STATED EXERCISE:
Below are some records; give them all again exactly, but not the pictures.

DATASET RECORDS:
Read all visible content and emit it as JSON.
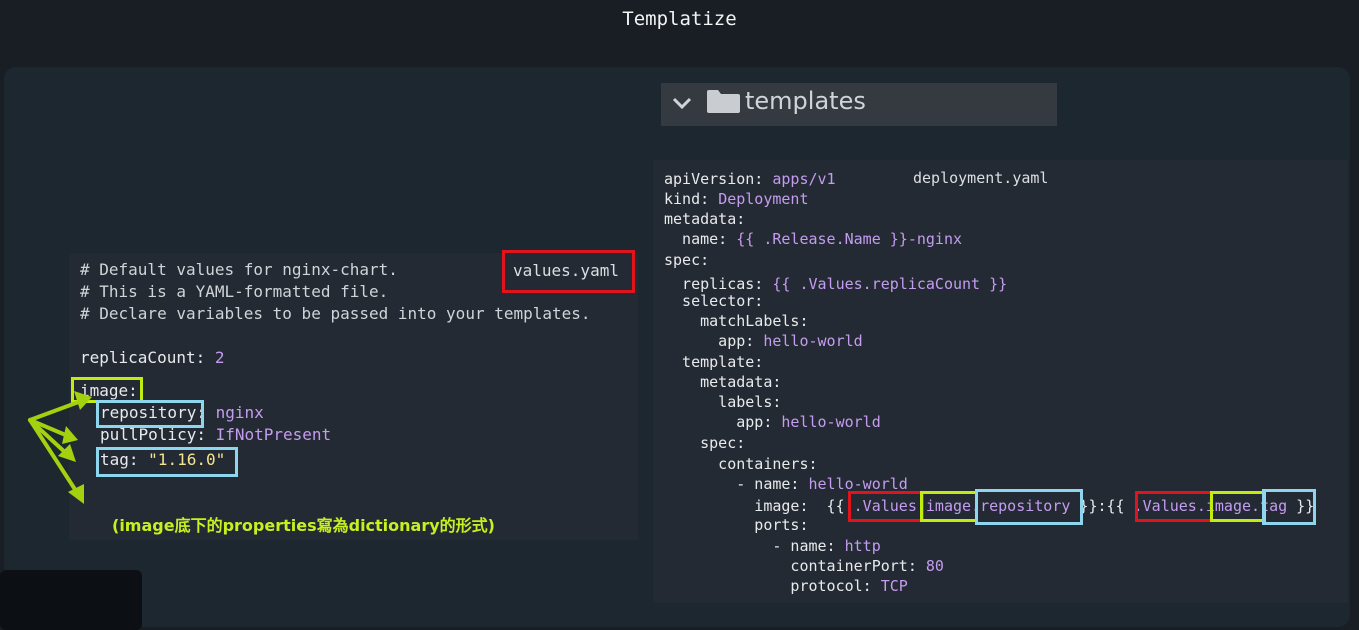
{
  "title": "Templatize",
  "folder": {
    "name": "templates"
  },
  "values_file": {
    "label": "values.yaml",
    "comment1": "# Default values for nginx-chart.",
    "comment2": "# This is a YAML-formatted file.",
    "comment3": "# Declare variables to be passed into your templates.",
    "replica_key": "replicaCount:",
    "replica_val": " 2",
    "image_key": "image:",
    "repository_key": "repository",
    "repository_rest": ": ",
    "repository_val": "nginx",
    "pullpolicy_key": "pullPolicy: ",
    "pullpolicy_val": "IfNotPresent",
    "tag_key": "tag: ",
    "tag_val": "\"1.16.0\""
  },
  "deployment_file": {
    "label": "deployment.yaml",
    "l1k": "apiVersion: ",
    "l1v": "apps/v1",
    "l2k": "kind: ",
    "l2v": "Deployment",
    "l3k": "metadata:",
    "l4k": "  name: ",
    "l4v": "{{ .Release.Name }}-nginx",
    "l5k": "spec:",
    "l6k": "  replicas: ",
    "l6v": "{{ .Values.replicaCount }}",
    "l7k": "  selector:",
    "l8k": "    matchLabels:",
    "l9k": "      app: ",
    "l9v": "hello-world",
    "l10k": "  template:",
    "l11k": "    metadata:",
    "l12k": "      labels:",
    "l13k": "        app: ",
    "l13v": "hello-world",
    "l14k": "    spec:",
    "l15k": "      containers:",
    "l16k": "        - name: ",
    "l16v": "hello-world",
    "l17a": "          image:  {{ ",
    "l17b": ".Values",
    "l17c": ".image",
    "l17d": ".repository",
    "l17e": " }}:{{ ",
    "l17f": ".Values",
    "l17g": ".image",
    "l17h": ".tag",
    "l17i": " }}",
    "l18k": "          ports:",
    "l19k": "            - name: ",
    "l19v": "http",
    "l20k": "              containerPort: ",
    "l20v": "80",
    "l21k": "              protocol: ",
    "l21v": "TCP"
  },
  "annotation_note": "(image底下的properties寫為dictionary的形式)",
  "colors": {
    "red_box": "#e1141c",
    "green_box": "#c1ec12",
    "blue_box": "#8ed6ee",
    "value_purple": "#c49cf0"
  }
}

EXERCISE OUTPUT:
Read all visible content and emit it as JSON.
{
  "title": "Templatize",
  "folder": {
    "name": "templates"
  },
  "values_file": {
    "label": "values.yaml",
    "comment1": "# Default values for nginx-chart.",
    "comment2": "# This is a YAML-formatted file.",
    "comment3": "# Declare variables to be passed into your templates.",
    "replica_key": "replicaCount:",
    "replica_val": " 2",
    "image_key": "image:",
    "repository_key": "repository",
    "repository_rest": ": ",
    "repository_val": "nginx",
    "pullpolicy_key": "pullPolicy: ",
    "pullpolicy_val": "IfNotPresent",
    "tag_key": "tag: ",
    "tag_val": "\"1.16.0\""
  },
  "deployment_file": {
    "label": "deployment.yaml",
    "l1k": "apiVersion: ",
    "l1v": "apps/v1",
    "l2k": "kind: ",
    "l2v": "Deployment",
    "l3k": "metadata:",
    "l4k": "  name: ",
    "l4v": "{{ .Release.Name }}-nginx",
    "l5k": "spec:",
    "l6k": "  replicas: ",
    "l6v": "{{ .Values.replicaCount }}",
    "l7k": "  selector:",
    "l8k": "    matchLabels:",
    "l9k": "      app: ",
    "l9v": "hello-world",
    "l10k": "  template:",
    "l11k": "    metadata:",
    "l12k": "      labels:",
    "l13k": "        app: ",
    "l13v": "hello-world",
    "l14k": "    spec:",
    "l15k": "      containers:",
    "l16k": "        - name: ",
    "l16v": "hello-world",
    "l17a": "          image:  {{ ",
    "l17b": ".Values",
    "l17c": ".image",
    "l17d": ".repository",
    "l17e": " }}:{{ ",
    "l17f": ".Values",
    "l17g": ".image",
    "l17h": ".tag",
    "l17i": " }}",
    "l18k": "          ports:",
    "l19k": "            - name: ",
    "l19v": "http",
    "l20k": "              containerPort: ",
    "l20v": "80",
    "l21k": "              protocol: ",
    "l21v": "TCP"
  },
  "annotation_note": "(image底下的properties寫為dictionary的形式)",
  "colors": {
    "red_box": "#e1141c",
    "green_box": "#c1ec12",
    "blue_box": "#8ed6ee",
    "value_purple": "#c49cf0"
  }
}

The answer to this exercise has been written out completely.